**AIM**: Go through the records below line by line, counting those that contain the word "расходов"; answer with the count only.
Start INPUT MATERIAL
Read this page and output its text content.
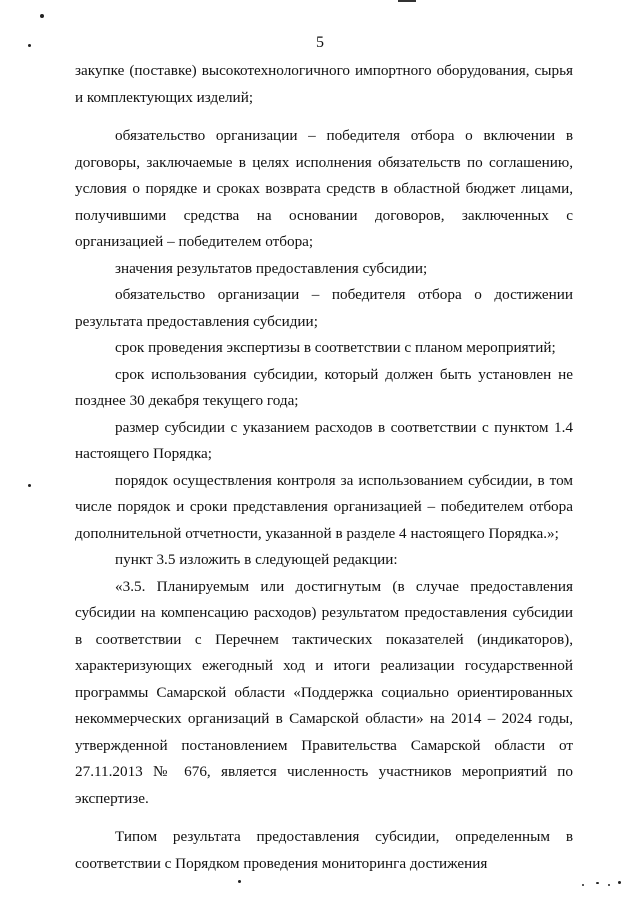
5

закупке (поставке) высокотехнологичного импортного оборудования, сырья и комплектующих изделий;

обязательство организации – победителя отбора о включении в договоры, заключаемые в целях исполнения обязательств по соглашению, условия о порядке и сроках возврата средств в областной бюджет лицами, получившими средства на основании договоров, заключенных с организацией – победителем отбора;

значения результатов предоставления субсидии;

обязательство организации – победителя отбора о достижении результата предоставления субсидии;

срок проведения экспертизы в соответствии с планом мероприятий;

срок использования субсидии, который должен быть установлен не позднее 30 декабря текущего года;

размер субсидии с указанием расходов в соответствии с пунктом 1.4 настоящего Порядка;

порядок осуществления контроля за использованием субсидии, в том числе порядок и сроки представления организацией – победителем отбора дополнительной отчетности, указанной в разделе 4 настоящего Порядка.»;

пункт 3.5 изложить в следующей редакции:

«3.5. Планируемым или достигнутым (в случае предоставления субсидии на компенсацию расходов) результатом предоставления субсидии в соответствии с Перечнем тактических показателей (индикаторов), характеризующих ежегодный ход и итоги реализации государственной программы Самарской области «Поддержка социально ориентированных некоммерческих организаций в Самарской области» на 2014 – 2024 годы, утвержденной постановлением Правительства Самарской области от 27.11.2013 № 676, является численность участников мероприятий по экспертизе.

Типом результата предоставления субсидии, определенным в соответствии с Порядком проведения мониторинга достижения
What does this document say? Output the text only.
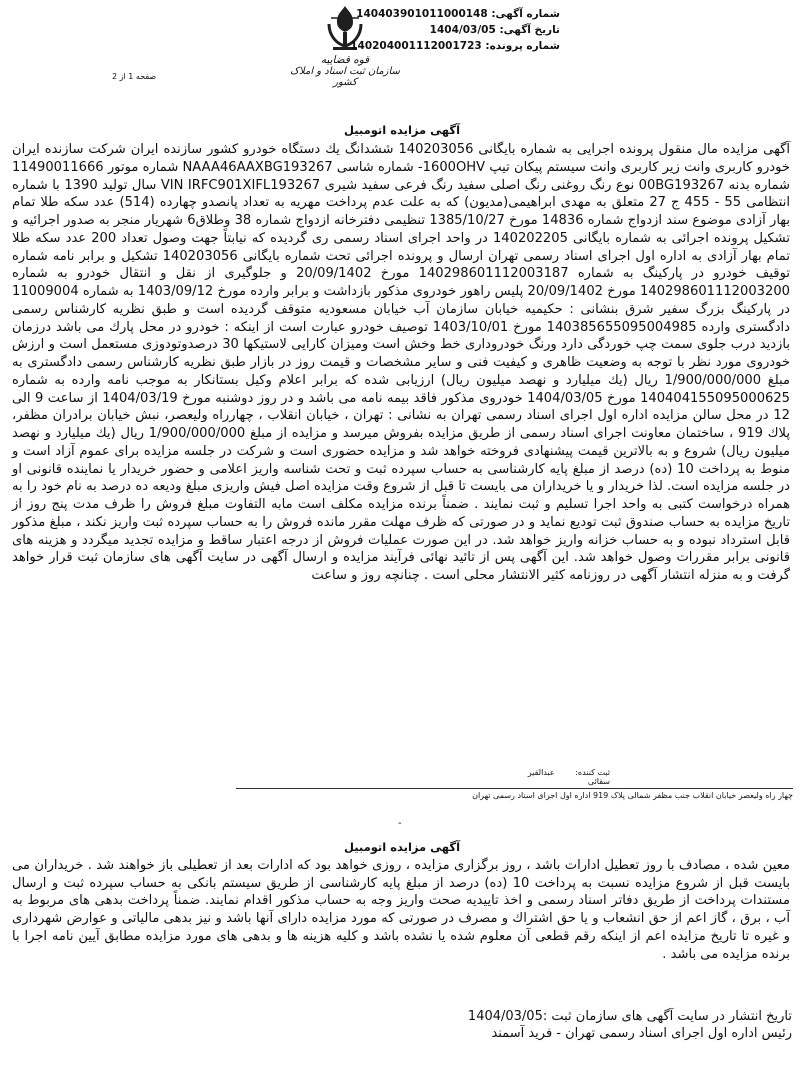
قوه قضاییه
سازمان ثبت اسناد و املاک کشور
شماره آگهی: 140403901011000148
تاریخ آگهی: 1404/03/05
شماره پرونده: 140204001112001723
صفحه 1 از 2
آگهی مزایده اتومبیل
آگهی مزایده مال منقول پرونده اجرایی به شماره بایگانی 140203056 ششدانگ یك دستگاه خودرو كشور سازنده ایران شركت سازنده ایران خودرو كاربری وانت زیر كاربری وانت سیستم پیكان تیپ 1600OHV- شماره شاسی NAAA46AAXBG193267 شماره موتور 11490011666 شماره بدنه 00BG193267 نوع رنگ روغنی رنگ اصلی سفید رنگ فرعی سفید شیری VIN IRFC901XIFL193267 سال تولید 1390 با شماره انتظامی 55 - 455 ج 27 متعلق به مهدی ابراهیمی(مدیون) كه به علت عدم پرداخت مهریه به تعداد پانصدو چهارده (514) عدد سكه طلا تمام بهار آزادی موضوع سند ازدواج شماره 14836 مورخ 1385/10/27 تنظیمی دفترخانه ازدواج شماره 38 وطلاق6 شهریار منجر به صدور اجرائیه و تشكیل پرونده اجرائی به شماره بایگانی 140202205 در واحد اجرای اسناد رسمی ری گردیده كه نیابتاً جهت وصول تعداد 200 عدد سكه طلا تمام بهار آزادی به اداره اول اجرای اسناد رسمی تهران ارسال و پرونده اجرائی تحت شماره بایگانی 140203056 تشكیل و برابر نامه شماره توقیف خودرو در پاركینگ به شماره 140298601112003187 مورخ 20/09/1402 و جلوگیری از نقل و انتقال خودرو به شماره 140298601112003200 مورخ 20/09/1402 پلیس راهور خودروی مذكور بازداشت و برابر وارده مورخ 1403/09/12 به شماره 11009004 در پاركینگ بزرگ سفیر شرق بنشانی : حكیمیه خیابان سازمان آب خیابان مسعودیه متوقف گردیده است و طبق نظریه كارشناس رسمی دادگستری وارده 140385655095004985 مورخ 1403/10/01 توصیف خودرو عبارت است از اینكه : خودرو در محل پارك می باشد درزمان بازدید درب جلوی سمت چپ خوردگی دارد ورنگ خودروداری خط وخش است ومیزان كارایی لاستیكها 30 درصدوتودوزی مستعمل است و ارزش خودروی مورد نظر با توجه به وضعیت ظاهری و كیفیت فنی و سایر مشخصات و قیمت روز در بازار طبق نظریه كارشناس رسمی دادگستری به مبلغ 1/900/000/000 ریال (یك میلیارد و نهصد میلیون ریال) ارزیابی شده كه برابر اعلام وكیل بستانكار به موجب نامه وارده به شماره 140404155095000625 مورخ 1404/03/05 خودروی مذكور فاقد بیمه نامه می باشد و در روز دوشنبه مورخ 1404/03/19 از ساعت 9 الی 12 در محل سالن مزایده اداره اول اجرای اسناد رسمی تهران به نشانی : تهران ، خیابان انقلاب ، چهارراه ولیعصر، نبش خیابان برادران مظفر، پلاك 919 ، ساختمان معاونت اجرای اسناد رسمی از طریق مزایده بفروش میرسد و مزایده از مبلغ 1/900/000/000 ریال (یك میلیارد و نهصد میلیون ریال) شروع و به بالاترین قیمت پیشنهادی فروخته خواهد شد و مزایده حضوری است و شركت در جلسه مزایده برای عموم آزاد است و منوط به پرداخت 10 (ده) درصد از مبلغ پایه كارشناسی به حساب سپرده ثبت و تحت شناسه واریز اعلامی و حضور خریدار یا نماینده قانونی او در جلسه مزایده است. لذا خریدار و یا خریداران می بایست تا قبل از شروع وقت مزایده اصل فیش واریزی مبلغ ودیعه ده درصد به نام خود را به همراه درخواست كتبی به واحد اجرا تسلیم و ثبت نمایند . ضمناً برنده مزایده مكلف است مابه التفاوت مبلغ فروش را ظرف مدت پنج روز از تاریخ مزایده به حساب صندوق ثبت تودیع نماید و در صورتی كه ظرف مهلت مقرر مانده فروش را به حساب سپرده ثبت واریز نكند ، مبلغ مذكور قابل استرداد نبوده و به حساب خزانه واریز خواهد شد. در این صورت عملیات فروش از درجه اعتبار ساقط و مزایده تجدید میگردد و هزینه های قانونی برابر مقررات وصول خواهد شد. این آگهی پس از تائید نهائی فرآیند مزایده و ارسال آگهی در سایت آگهی های سازمان ثبت قرار خواهد گرفت و به منزله انتشار آگهی در روزنامه كثیر الانتشار محلی است . چنانچه روز و ساعت
ثبت كننده: عبدالقیر سقائی
چهار راه ولیعصر خیابان انقلاب جنب مظفر شمالی پلاک 919 اداره اول اجرای اسناد رسمی تهران
-
آگهی مزایده اتومبیل
معین شده ، مصادف با روز تعطیل ادارات باشد ، روز برگزاری مزایده ، روزی خواهد بود كه ادارات بعد از تعطیلی باز خواهند شد . خریداران می بایست قبل از شروع مزایده نسبت به پرداخت 10 (ده) درصد از مبلغ پایه كارشناسی از طریق سیستم بانكی به حساب سپرده ثبت و ارسال مستندات پرداخت از طریق دفاتر اسناد رسمی و اخذ تاییدیه صحت واریز وجه به حساب مذكور اقدام نمایند. ضمناً پرداخت بدهی های مربوط به آب ، برق ، گاز اعم از حق انشعاب و یا حق اشتراك و مصرف در صورتی كه مورد مزایده دارای آنها باشد و نیز بدهی مالیاتی و عوارض شهرداری و غیره تا تاریخ مزایده اعم از اینكه رقم قطعی آن معلوم شده یا نشده باشد و كلیه هزینه ها و بدهی های مورد مزایده مطابق آیین نامه اجرا با برنده مزایده می باشد .
تاریخ انتشار در سایت آگهی های سازمان ثبت :1404/03/05
رئیس اداره اول اجرای اسناد رسمی تهران - فرید آسمند
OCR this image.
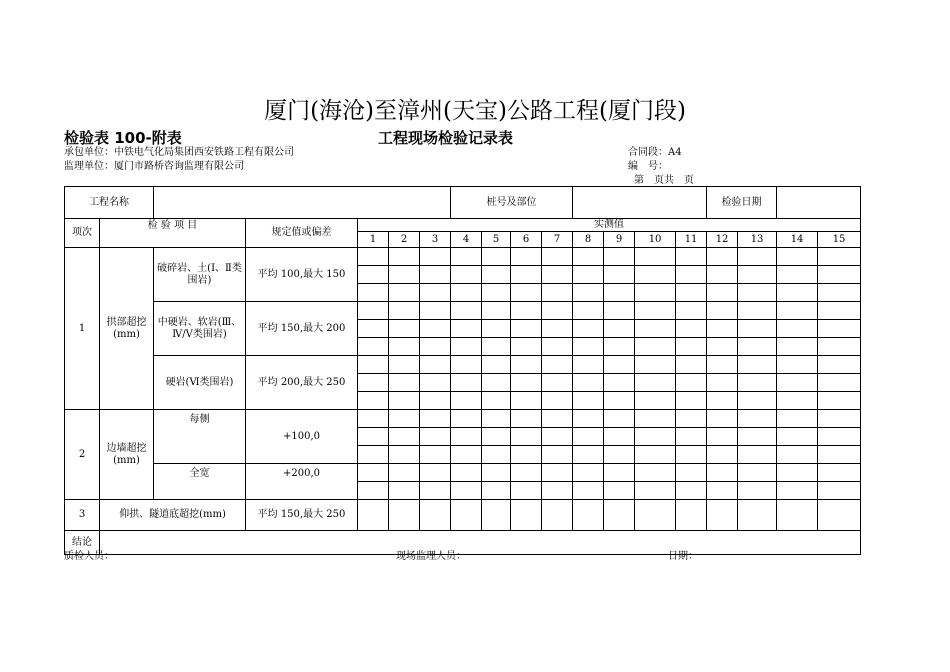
厦门(海沧)至漳州(天宝)公路工程(厦门段)
检验表 100-附表	工程现场检验记录表
承包单位：中铁电气化局集团西安铁路工程有限公司
监理单位：厦门市路桥咨询监理有限公司
合同段：A4
编　号：
第　页共　页
工程名称							桩号及部位								检验日期			
项次	检 验 项 目		规定值或偏差	实测值														
				1	2	3	4	5	6	7	8	9	10	11	12	13	14	15
1	拱部超挖 (mm)	破碎岩、土(Ⅰ、Ⅱ类围岩)	平均 100,最大 150															

		中硬岩、软岩(Ⅲ、Ⅳ/Ⅴ类围岩)	平均 150,最大 200															

		硬岩(Ⅵ类围岩)	平均 200,最大 250															

2	边墙超挖(mm)	每侧	+100,0															

		全宽	+200,0															

3	仰拱、隧道底超挖(mm)		平均 150,最大 250															
结论																		
质检人员：	现场监理人员：	日期：
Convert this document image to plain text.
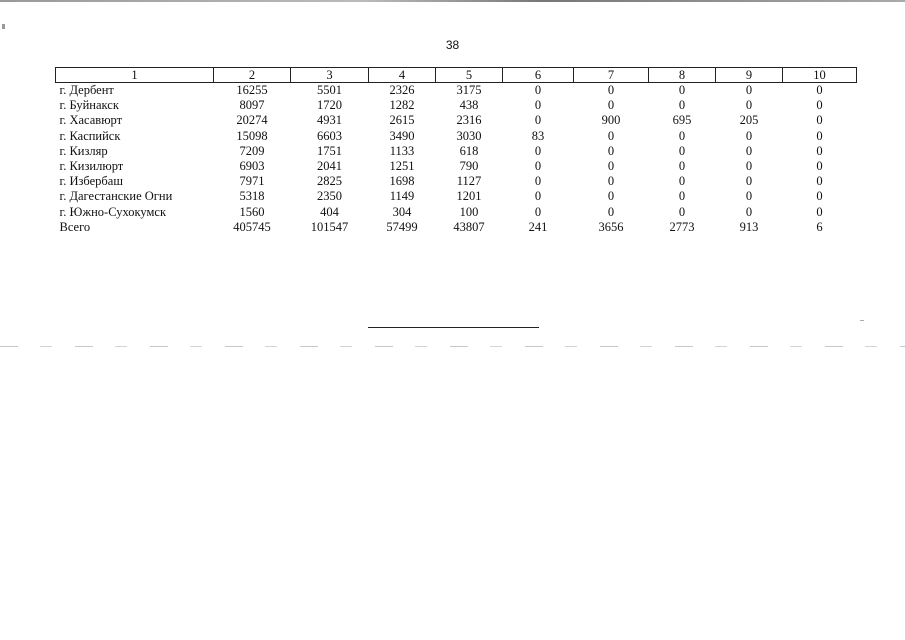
38
1	2	3	4	5	6	7	8	9	10
г. Дербент	16255	5501	2326	3175	0	0	0	0	0
г. Буйнакск	8097	1720	1282	438	0	0	0	0	0
г. Хасавюрт	20274	4931	2615	2316	0	900	695	205	0
г. Каспийск	15098	6603	3490	3030	83	0	0	0	0
г. Кизляр	7209	1751	1133	618	0	0	0	0	0
г. Кизилюрт	6903	2041	1251	790	0	0	0	0	0
г. Избербаш	7971	2825	1698	1127	0	0	0	0	0
г. Дагестанские Огни	5318	2350	1149	1201	0	0	0	0	0
г. Южно-Сухокумск	1560	404	304	100	0	0	0	0	0
Всего	405745	101547	57499	43807	241	3656	2773	913	6
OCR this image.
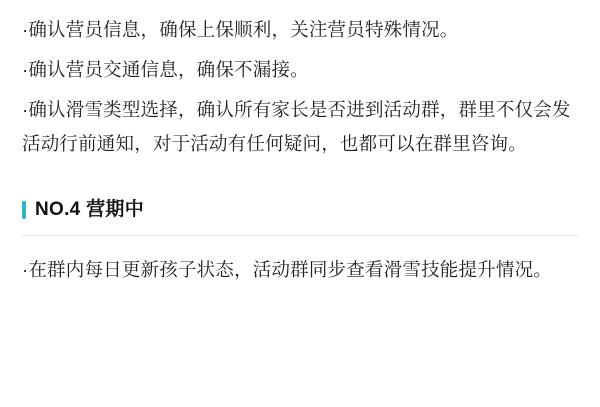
·确认营员信息，确保上保顺利，关注营员特殊情况。

·确认营员交通信息，确保不漏接。

·确认滑雪类型选择，确认所有家长是否进到活动群，群里不仅会发活动行前通知，对于活动有任何疑问，也都可以在群里咨询。

NO.4 营期中

·在群内每日更新孩子状态，活动群同步查看滑雪技能提升情况。
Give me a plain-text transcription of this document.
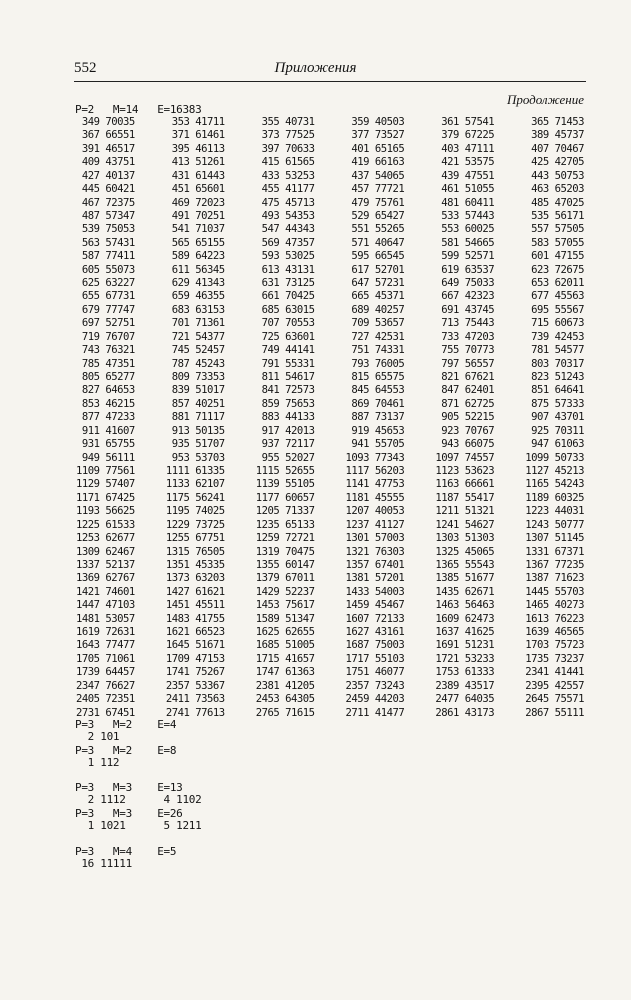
552	Приложения
Продолжение
P=2   M=14   E=16383
349 70035
367 66551
391 46517
409 43751
427 40137
445 60421
467 72375
487 57347
539 75053
563 57431
587 77411
605 55073
625 63227
655 67731
679 77747
697 52751
719 76707
743 76321
785 47351
805 65277
827 64653
853 46215
877 47233
911 41607
931 65755
949 56111
1109 77561
1129 57407
1171 67425
1193 56625
1225 61533
1253 62677
1309 62467
1337 52137
1369 62767
1421 74601
1447 47103
1481 53057
1619 72631
1643 77477
1705 71061
1739 64457
2347 76627
2405 72351
2731 67451
353 41711
371 61461
395 46113
413 51261
431 61443
451 65601
469 72023
491 70251
541 71037
565 65155
589 64223
611 56345
629 41343
659 46355
683 63153
701 71361
721 54377
745 52457
787 45243
809 73353
839 51017
857 40251
881 71117
913 50135
935 51707
953 53703
1111 61335
1133 62107
1175 56241
1195 74025
1229 73725
1255 67751
1315 76505
1351 45335
1373 63203
1427 61621
1451 45511
1483 41755
1621 66523
1645 51671
1709 47153
1741 75267
2357 53367
2411 73563
2741 77613
355 40731
373 77525
397 70633
415 61565
433 53253
455 41177
475 45713
493 54353
547 44343
569 47357
593 53025
613 43131
631 73125
661 70425
685 63015
707 70553
725 63601
749 44141
791 55331
811 54617
841 72573
859 75653
883 44133
917 42013
937 72117
955 52027
1115 52655
1139 55105
1177 60657
1205 71337
1235 65133
1259 72721
1319 70475
1355 60147
1379 67011
1429 52237
1453 75617
1589 51347
1625 62655
1685 51005
1715 41657
1747 61363
2381 41205
2453 64305
2765 71615
359 40503
377 73527
401 65165
419 66163
437 54065
457 77721
479 75761
529 65427
551 55265
571 40647
595 66545
617 52701
647 57231
665 45371
689 40257
709 53657
727 42531
751 74331
793 76005
815 65575
845 64553
869 70461
887 73137
919 45653
941 55705
1093 77343
1117 56203
1141 47753
1181 45555
1207 40053
1237 41127
1301 57003
1321 76303
1357 67401
1381 57201
1433 54003
1459 45467
1607 72133
1627 43161
1687 75003
1717 55103
1751 46077
2357 73243
2459 44203
2711 41477
361 57541
379 67225
403 47111
421 53575
439 47551
461 51055
481 60411
533 57443
553 60025
581 54665
599 52571
619 63537
649 75033
667 42323
691 43745
713 75443
733 47203
755 70773
797 56557
821 67621
847 62401
871 62725
905 52215
923 70767
943 66075
1097 74557
1123 53623
1163 66661
1187 55417
1211 51321
1241 54627
1303 51303
1325 45065
1365 55543
1385 51677
1435 62671
1463 56463
1609 62473
1637 41625
1691 51231
1721 53233
1753 61333
2389 43517
2477 64035
2861 43173
365 71453
389 45737
407 70467
425 42705
443 50753
463 65203
485 47025
535 56171
557 57505
583 57055
601 47155
623 72675
653 62011
677 45563
695 55567
715 60673
739 42453
781 54577
803 70317
823 51243
851 64641
875 57333
907 43701
925 70311
947 61063
1099 50733
1127 45213
1165 54243
1189 60325
1223 44031
1243 50777
1307 51145
1331 67371
1367 77235
1387 71623
1445 55703
1465 40273
1613 76223
1639 46565
1703 75723
1735 73237
2341 41441
2395 42557
2645 75571
2867 55111
P=3   M=2    E=4
2 101
P=3   M=2    E=8
1 112
P=3   M=3    E=13
2 1112      4 1102
P=3   M=3    E=26
1 1021      5 1211
P=3   M=4    E=5
16 11111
End INPUT MATERIAL
**IN RESPONSE**: 2